PROBLEM TO SOLVE >> Leave out the pictures and restate the rest of the data exactly.

RECORDS SUPPLIED >>
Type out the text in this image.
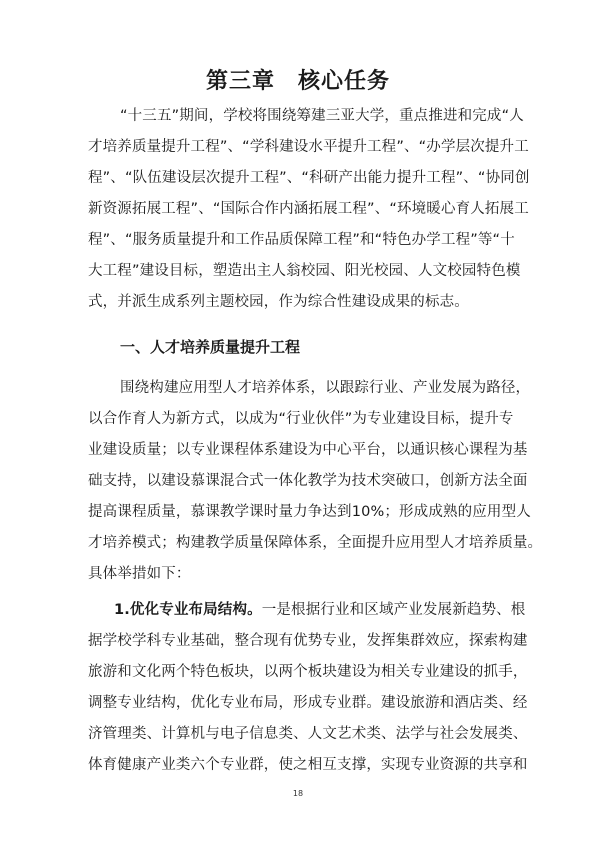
第三章　核心任务
“十三五”期间，学校将围绕筹建三亚大学，重点推进和完成“人
才培养质量提升工程”、“学科建设水平提升工程”、“办学层次提升工
程”、“队伍建设层次提升工程”、“科研产出能力提升工程”、“协同创
新资源拓展工程”、“国际合作内涵拓展工程”、“环境暖心育人拓展工
程”、“服务质量提升和工作品质保障工程”和“特色办学工程”等“十
大工程”建设目标，塑造出主人翁校园、阳光校园、人文校园特色模
式，并派生成系列主题校园，作为综合性建设成果的标志。
一、人才培养质量提升工程
围绕构建应用型人才培养体系，以跟踪行业、产业发展为路径，
以合作育人为新方式，以成为“行业伙伴”为专业建设目标，提升专
业建设质量；以专业课程体系建设为中心平台，以通识核心课程为基
础支持，以建设慕课混合式一体化教学为技术突破口，创新方法全面
提高课程质量，慕课教学课时量力争达到10%；形成成熟的应用型人
才培养模式；构建教学质量保障体系，全面提升应用型人才培养质量。
具体举措如下：
1.优化专业布局结构。一是根据行业和区域产业发展新趋势、根
据学校学科专业基础，整合现有优势专业，发挥集群效应，探索构建
旅游和文化两个特色板块，以两个板块建设为相关专业建设的抓手，
调整专业结构，优化专业布局，形成专业群。建设旅游和酒店类、经
济管理类、计算机与电子信息类、人文艺术类、法学与社会发展类、
体育健康产业类六个专业群，使之相互支撑，实现专业资源的共享和
18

RESPONSE FOR THIS EXERCISE >>
Type out the text in this image.
第三章　核心任务
“十三五”期间，学校将围绕筹建三亚大学，重点推进和完成“人
才培养质量提升工程”、“学科建设水平提升工程”、“办学层次提升工
程”、“队伍建设层次提升工程”、“科研产出能力提升工程”、“协同创
新资源拓展工程”、“国际合作内涵拓展工程”、“环境暖心育人拓展工
程”、“服务质量提升和工作品质保障工程”和“特色办学工程”等“十
大工程”建设目标，塑造出主人翁校园、阳光校园、人文校园特色模
式，并派生成系列主题校园，作为综合性建设成果的标志。
一、人才培养质量提升工程
围绕构建应用型人才培养体系，以跟踪行业、产业发展为路径，
以合作育人为新方式，以成为“行业伙伴”为专业建设目标，提升专
业建设质量；以专业课程体系建设为中心平台，以通识核心课程为基
础支持，以建设慕课混合式一体化教学为技术突破口，创新方法全面
提高课程质量，慕课教学课时量力争达到10%；形成成熟的应用型人
才培养模式；构建教学质量保障体系，全面提升应用型人才培养质量。
具体举措如下：
1.优化专业布局结构。一是根据行业和区域产业发展新趋势、根
据学校学科专业基础，整合现有优势专业，发挥集群效应，探索构建
旅游和文化两个特色板块，以两个板块建设为相关专业建设的抓手，
调整专业结构，优化专业布局，形成专业群。建设旅游和酒店类、经
济管理类、计算机与电子信息类、人文艺术类、法学与社会发展类、
体育健康产业类六个专业群，使之相互支撑，实现专业资源的共享和
18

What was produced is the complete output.